>> start
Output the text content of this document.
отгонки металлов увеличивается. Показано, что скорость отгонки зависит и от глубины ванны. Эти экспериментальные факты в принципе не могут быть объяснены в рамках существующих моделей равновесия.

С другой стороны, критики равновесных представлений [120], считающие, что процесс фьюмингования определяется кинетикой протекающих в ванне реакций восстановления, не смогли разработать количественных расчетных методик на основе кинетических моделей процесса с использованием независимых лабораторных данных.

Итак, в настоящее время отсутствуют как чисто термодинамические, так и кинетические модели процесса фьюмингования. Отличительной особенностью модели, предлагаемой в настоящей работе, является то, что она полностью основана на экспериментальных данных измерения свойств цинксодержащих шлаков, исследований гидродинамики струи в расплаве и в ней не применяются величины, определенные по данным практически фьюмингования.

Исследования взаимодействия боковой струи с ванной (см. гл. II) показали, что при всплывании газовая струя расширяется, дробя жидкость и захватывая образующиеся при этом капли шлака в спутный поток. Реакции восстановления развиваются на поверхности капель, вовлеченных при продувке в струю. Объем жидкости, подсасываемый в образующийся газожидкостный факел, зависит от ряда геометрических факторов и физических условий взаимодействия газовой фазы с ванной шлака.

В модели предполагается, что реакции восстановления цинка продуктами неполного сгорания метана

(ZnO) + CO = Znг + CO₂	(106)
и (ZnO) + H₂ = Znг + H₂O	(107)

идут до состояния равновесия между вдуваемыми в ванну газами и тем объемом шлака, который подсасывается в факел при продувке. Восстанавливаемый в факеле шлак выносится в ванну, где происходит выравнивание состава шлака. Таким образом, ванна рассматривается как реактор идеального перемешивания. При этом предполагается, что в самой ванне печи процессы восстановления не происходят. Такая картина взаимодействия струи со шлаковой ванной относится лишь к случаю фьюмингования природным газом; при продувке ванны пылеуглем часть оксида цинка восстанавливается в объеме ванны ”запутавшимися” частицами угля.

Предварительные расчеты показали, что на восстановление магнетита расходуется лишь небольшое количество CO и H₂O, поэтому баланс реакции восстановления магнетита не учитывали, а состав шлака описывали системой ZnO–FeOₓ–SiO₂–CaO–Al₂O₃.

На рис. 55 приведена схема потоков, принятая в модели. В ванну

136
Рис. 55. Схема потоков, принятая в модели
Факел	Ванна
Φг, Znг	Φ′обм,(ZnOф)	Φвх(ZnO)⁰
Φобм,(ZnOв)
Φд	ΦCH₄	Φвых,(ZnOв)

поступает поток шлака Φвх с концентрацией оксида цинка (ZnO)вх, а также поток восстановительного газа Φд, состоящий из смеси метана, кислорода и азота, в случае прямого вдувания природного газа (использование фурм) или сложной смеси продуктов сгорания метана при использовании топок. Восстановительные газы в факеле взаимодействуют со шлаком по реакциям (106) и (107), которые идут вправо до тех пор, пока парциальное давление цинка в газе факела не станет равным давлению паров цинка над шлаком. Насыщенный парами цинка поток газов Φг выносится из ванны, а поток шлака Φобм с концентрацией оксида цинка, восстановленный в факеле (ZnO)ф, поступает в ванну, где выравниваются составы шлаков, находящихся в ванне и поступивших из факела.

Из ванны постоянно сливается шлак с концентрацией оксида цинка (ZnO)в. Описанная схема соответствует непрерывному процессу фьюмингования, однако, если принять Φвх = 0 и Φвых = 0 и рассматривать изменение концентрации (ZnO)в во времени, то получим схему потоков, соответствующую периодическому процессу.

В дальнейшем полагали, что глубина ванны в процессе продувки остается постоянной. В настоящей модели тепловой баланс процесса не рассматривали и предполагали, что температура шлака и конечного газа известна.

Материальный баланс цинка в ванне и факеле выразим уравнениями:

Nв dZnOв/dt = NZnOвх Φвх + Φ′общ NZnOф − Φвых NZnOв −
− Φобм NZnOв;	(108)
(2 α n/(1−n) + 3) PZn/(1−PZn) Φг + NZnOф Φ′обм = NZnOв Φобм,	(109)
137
>> end
• Exercise directions
Retype the data exactly as given.

• Result of the exercise
Output the text content of this document.
отгонки металлов увеличивается. Показано, что скорость отгонки зависит и от глубины ванны. Эти экспериментальные факты в принципе не могут быть объяснены в рамках существующих моделей равновесия.

С другой стороны, критики равновесных представлений [120], считающие, что процесс фьюмингования определяется кинетикой протекающих в ванне реакций восстановления, не смогли разработать количественных расчетных методик на основе кинетических моделей процесса с использованием независимых лабораторных данных.

Итак, в настоящее время отсутствуют как чисто термодинамические, так и кинетические модели процесса фьюмингования. Отличительной особенностью модели, предлагаемой в настоящей работе, является то, что она полностью основана на экспериментальных данных измерения свойств цинксодержащих шлаков, исследований гидродинамики струи в расплаве и в ней не применяются величины, определенные по данным практически фьюмингования.

Исследования взаимодействия боковой струи с ванной (см. гл. II) показали, что при всплывании газовая струя расширяется, дробя жидкость и захватывая образующиеся при этом капли шлака в спутный поток. Реакции восстановления развиваются на поверхности капель, вовлеченных при продувке в струю. Объем жидкости, подсасываемый в образующийся газожидкостный факел, зависит от ряда геометрических факторов и физических условий взаимодействия газовой фазы с ванной шлака.

В модели предполагается, что реакции восстановления цинка продуктами неполного сгорания метана

(ZnO) + CO = Znг + CO₂	(106)
и (ZnO) + H₂ = Znг + H₂O	(107)

идут до состояния равновесия между вдуваемыми в ванну газами и тем объемом шлака, который подсасывается в факел при продувке. Восстанавливаемый в факеле шлак выносится в ванну, где происходит выравнивание состава шлака. Таким образом, ванна рассматривается как реактор идеального перемешивания. При этом предполагается, что в самой ванне печи процессы восстановления не происходят. Такая картина взаимодействия струи со шлаковой ванной относится лишь к случаю фьюмингования природным газом; при продувке ванны пылеуглем часть оксида цинка восстанавливается в объеме ванны ”запутавшимися” частицами угля.

Предварительные расчеты показали, что на восстановление магнетита расходуется лишь небольшое количество CO и H₂O, поэтому баланс реакции восстановления магнетита не учитывали, а состав шлака описывали системой ZnO–FeOₓ–SiO₂–CaO–Al₂O₃.

На рис. 55 приведена схема потоков, принятая в модели. В ванну

136
Рис. 55. Схема потоков, принятая в модели
Факел	Ванна
Φг, Znг	Φ′обм,(ZnOф)	Φвх(ZnO)⁰
Φобм,(ZnOв)
Φд	ΦCH₄	Φвых,(ZnOв)

поступает поток шлака Φвх с концентрацией оксида цинка (ZnO)вх, а также поток восстановительного газа Φд, состоящий из смеси метана, кислорода и азота, в случае прямого вдувания природного газа (использование фурм) или сложной смеси продуктов сгорания метана при использовании топок. Восстановительные газы в факеле взаимодействуют со шлаком по реакциям (106) и (107), которые идут вправо до тех пор, пока парциальное давление цинка в газе факела не станет равным давлению паров цинка над шлаком. Насыщенный парами цинка поток газов Φг выносится из ванны, а поток шлака Φобм с концентрацией оксида цинка, восстановленный в факеле (ZnO)ф, поступает в ванну, где выравниваются составы шлаков, находящихся в ванне и поступивших из факела.

Из ванны постоянно сливается шлак с концентрацией оксида цинка (ZnO)в. Описанная схема соответствует непрерывному процессу фьюмингования, однако, если принять Φвх = 0 и Φвых = 0 и рассматривать изменение концентрации (ZnO)в во времени, то получим схему потоков, соответствующую периодическому процессу.

В дальнейшем полагали, что глубина ванны в процессе продувки остается постоянной. В настоящей модели тепловой баланс процесса не рассматривали и предполагали, что температура шлака и конечного газа известна.

Материальный баланс цинка в ванне и факеле выразим уравнениями:

Nв dZnOв/dt = NZnOвх Φвх + Φ′общ NZnOф − Φвых NZnOв −
− Φобм NZnOв;	(108)
(2 α n/(1−n) + 3) PZn/(1−PZn) Φг + NZnOф Φ′обм = NZnOв Φобм,	(109)
137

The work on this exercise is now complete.